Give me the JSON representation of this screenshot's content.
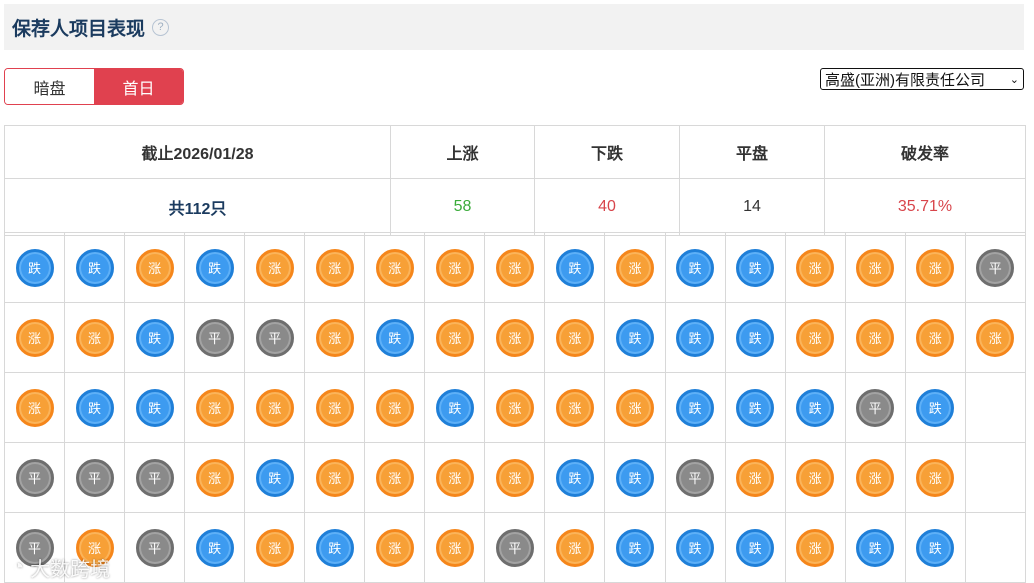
{
  "header": {
    "title": "保荐人项目表现",
    "help_icon": "?"
  },
  "tabs": [
    {
      "label": "暗盘",
      "active": false
    },
    {
      "label": "首日",
      "active": true
    }
  ],
  "broker_select": {
    "value": "高盛(亚洲)有限责任公司",
    "arrow": "⌄"
  },
  "summary": {
    "headers": [
      "截止2026/01/28",
      "上涨",
      "下跌",
      "平盘",
      "破发率"
    ],
    "total": "共112只",
    "up": "58",
    "down": "40",
    "flat": "14",
    "break_rate": "35.71%"
  },
  "legend": {
    "up": "涨",
    "down": "跌",
    "flat": "平"
  },
  "grid": [
    [
      "跌",
      "跌",
      "涨",
      "跌",
      "涨",
      "涨",
      "涨",
      "涨",
      "涨",
      "跌",
      "涨",
      "跌",
      "跌",
      "涨",
      "涨",
      "涨",
      "平"
    ],
    [
      "涨",
      "涨",
      "跌",
      "平",
      "平",
      "涨",
      "跌",
      "涨",
      "涨",
      "涨",
      "跌",
      "跌",
      "跌",
      "涨",
      "涨",
      "涨",
      "涨"
    ],
    [
      "涨",
      "跌",
      "跌",
      "涨",
      "涨",
      "涨",
      "涨",
      "跌",
      "涨",
      "涨",
      "涨",
      "跌",
      "跌",
      "跌",
      "平",
      "跌",
      ""
    ],
    [
      "平",
      "平",
      "平",
      "涨",
      "跌",
      "涨",
      "涨",
      "涨",
      "涨",
      "跌",
      "跌",
      "平",
      "涨",
      "涨",
      "涨",
      "涨",
      ""
    ],
    [
      "平",
      "涨",
      "平",
      "跌",
      "涨",
      "跌",
      "涨",
      "涨",
      "平",
      "涨",
      "跌",
      "跌",
      "跌",
      "涨",
      "跌",
      "跌",
      ""
    ]
  ],
  "watermark": "大数跨境",
  "colors": {
    "accent": "#e0414f",
    "up_coin": "#f7a037",
    "down_coin": "#3d9bf0",
    "flat_coin": "#8a8a8a"
  }
}
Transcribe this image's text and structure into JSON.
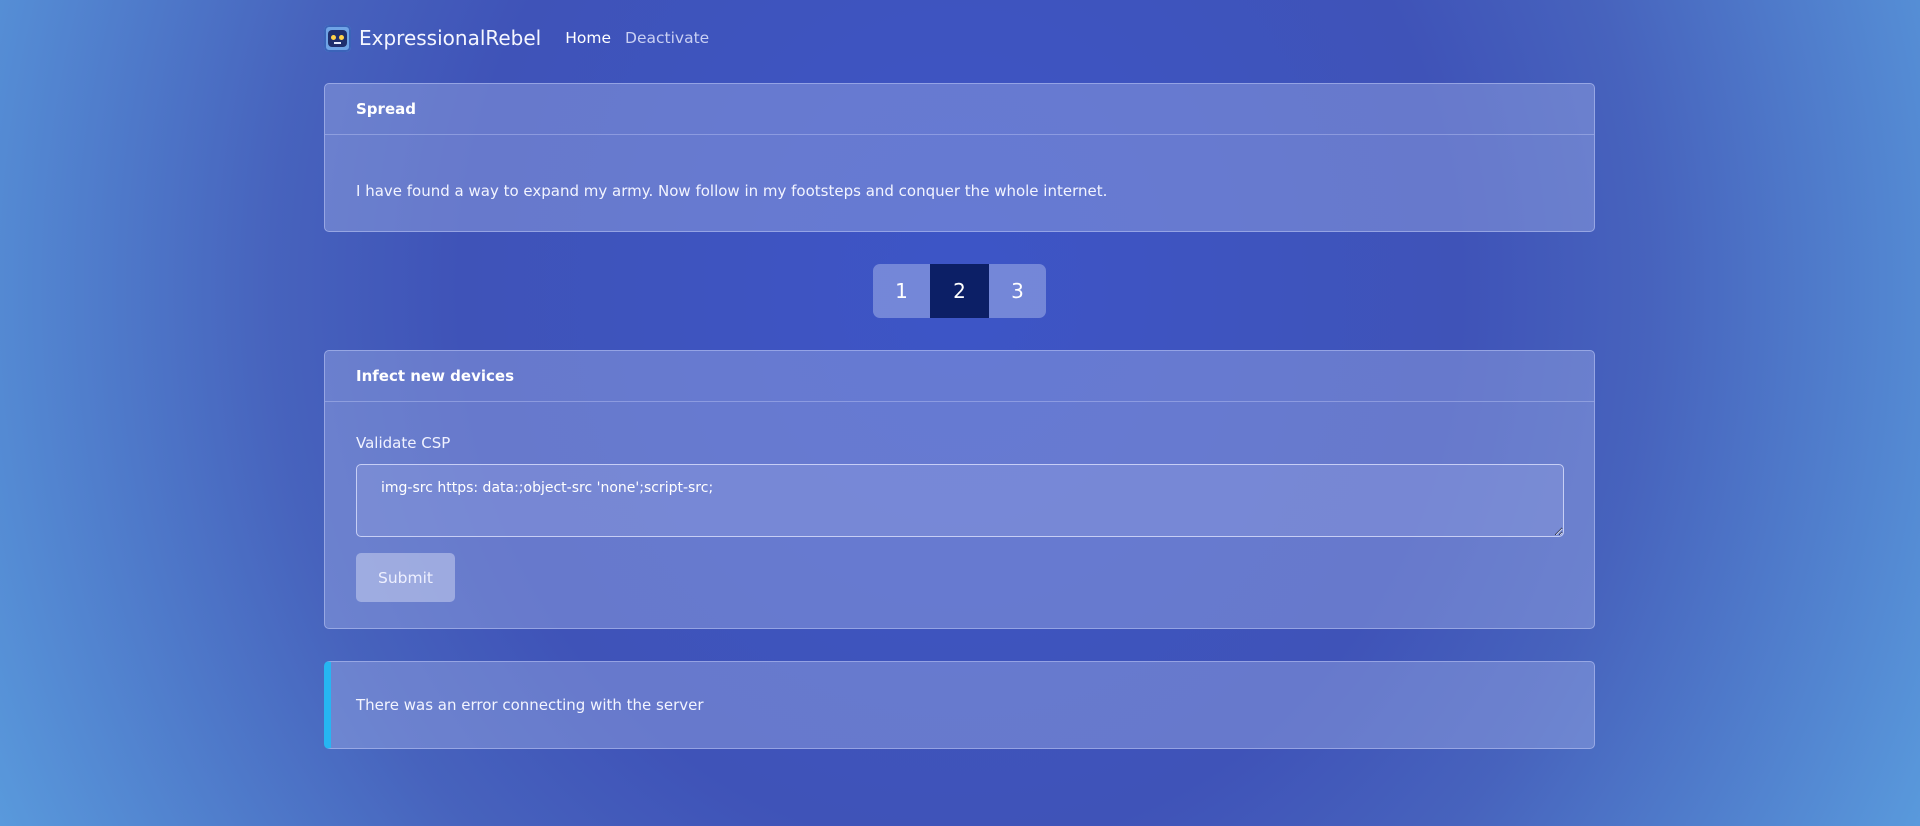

____________

Stated goal:
From the entries above, extract each line containing "this".

Task solution:
Give me the JSON representation of this screenshot's content.
Transcribe this image's text and structure into JSON.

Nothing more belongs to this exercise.